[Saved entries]
⁂

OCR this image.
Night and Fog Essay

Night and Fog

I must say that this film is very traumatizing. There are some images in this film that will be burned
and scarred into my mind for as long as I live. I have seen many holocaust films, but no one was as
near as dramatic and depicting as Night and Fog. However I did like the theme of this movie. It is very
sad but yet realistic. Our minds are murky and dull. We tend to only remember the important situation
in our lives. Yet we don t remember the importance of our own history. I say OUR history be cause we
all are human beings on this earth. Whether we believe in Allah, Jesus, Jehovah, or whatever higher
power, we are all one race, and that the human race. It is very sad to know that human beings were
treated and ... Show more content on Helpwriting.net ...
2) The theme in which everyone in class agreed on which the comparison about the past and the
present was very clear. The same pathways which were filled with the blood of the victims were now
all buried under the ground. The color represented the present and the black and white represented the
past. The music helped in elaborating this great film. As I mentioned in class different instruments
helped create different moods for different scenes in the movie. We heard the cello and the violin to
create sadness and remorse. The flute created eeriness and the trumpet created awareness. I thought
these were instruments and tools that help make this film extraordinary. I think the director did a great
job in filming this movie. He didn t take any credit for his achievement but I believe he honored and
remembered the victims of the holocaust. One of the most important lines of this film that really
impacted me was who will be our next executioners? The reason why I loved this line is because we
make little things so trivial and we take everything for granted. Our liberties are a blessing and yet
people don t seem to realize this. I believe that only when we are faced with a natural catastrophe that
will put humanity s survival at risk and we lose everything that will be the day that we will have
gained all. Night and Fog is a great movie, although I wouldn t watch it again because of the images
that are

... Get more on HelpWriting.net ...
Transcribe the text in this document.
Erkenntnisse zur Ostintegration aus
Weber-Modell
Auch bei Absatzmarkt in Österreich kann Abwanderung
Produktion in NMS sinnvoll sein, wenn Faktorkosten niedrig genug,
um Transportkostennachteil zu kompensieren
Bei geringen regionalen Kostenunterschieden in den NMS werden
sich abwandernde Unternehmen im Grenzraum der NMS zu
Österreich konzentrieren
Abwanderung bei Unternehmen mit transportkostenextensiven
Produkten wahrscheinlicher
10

⁂

- REQUIREMENT: Please repeat the listing exactly, with nothing left out.

- COMPLETE RESPONSE:
OCR this image.
Night and Fog Essay

Night and Fog

I must say that this film is very traumatizing. There are some images in this film that will be burned
and scarred into my mind for as long as I live. I have seen many holocaust films, but no one was as
near as dramatic and depicting as Night and Fog. However I did like the theme of this movie. It is very
sad but yet realistic. Our minds are murky and dull. We tend to only remember the important situation
in our lives. Yet we don t remember the importance of our own history. I say OUR history be cause we
all are human beings on this earth. Whether we believe in Allah, Jesus, Jehovah, or whatever higher
power, we are all one race, and that the human race. It is very sad to know that human beings were
treated and ... Show more content on Helpwriting.net ...
2) The theme in which everyone in class agreed on which the comparison about the past and the
present was very clear. The same pathways which were filled with the blood of the victims were now
all buried under the ground. The color represented the present and the black and white represented the
past. The music helped in elaborating this great film. As I mentioned in class different instruments
helped create different moods for different scenes in the movie. We heard the cello and the violin to
create sadness and remorse. The flute created eeriness and the trumpet created awareness. I thought
these were instruments and tools that help make this film extraordinary. I think the director did a great
job in filming this movie. He didn t take any credit for his achievement but I believe he honored and
remembered the victims of the holocaust. One of the most important lines of this film that really
impacted me was who will be our next executioners? The reason why I loved this line is because we
make little things so trivial and we take everything for granted. Our liberties are a blessing and yet
people don t seem to realize this. I believe that only when we are faced with a natural catastrophe that
will put humanity s survival at risk and we lose everything that will be the day that we will have
gained all. Night and Fog is a great movie, although I wouldn t watch it again because of the images
that are

... Get more on HelpWriting.net ...
Transcribe the text in this document.
Erkenntnisse zur Ostintegration aus
Weber-Modell
Auch bei Absatzmarkt in Österreich kann Abwanderung
Produktion in NMS sinnvoll sein, wenn Faktorkosten niedrig genug,
um Transportkostennachteil zu kompensieren
Bei geringen regionalen Kostenunterschieden in den NMS werden
sich abwandernde Unternehmen im Grenzraum der NMS zu
Österreich konzentrieren
Abwanderung bei Unternehmen mit transportkostenextensiven
Produkten wahrscheinlicher
10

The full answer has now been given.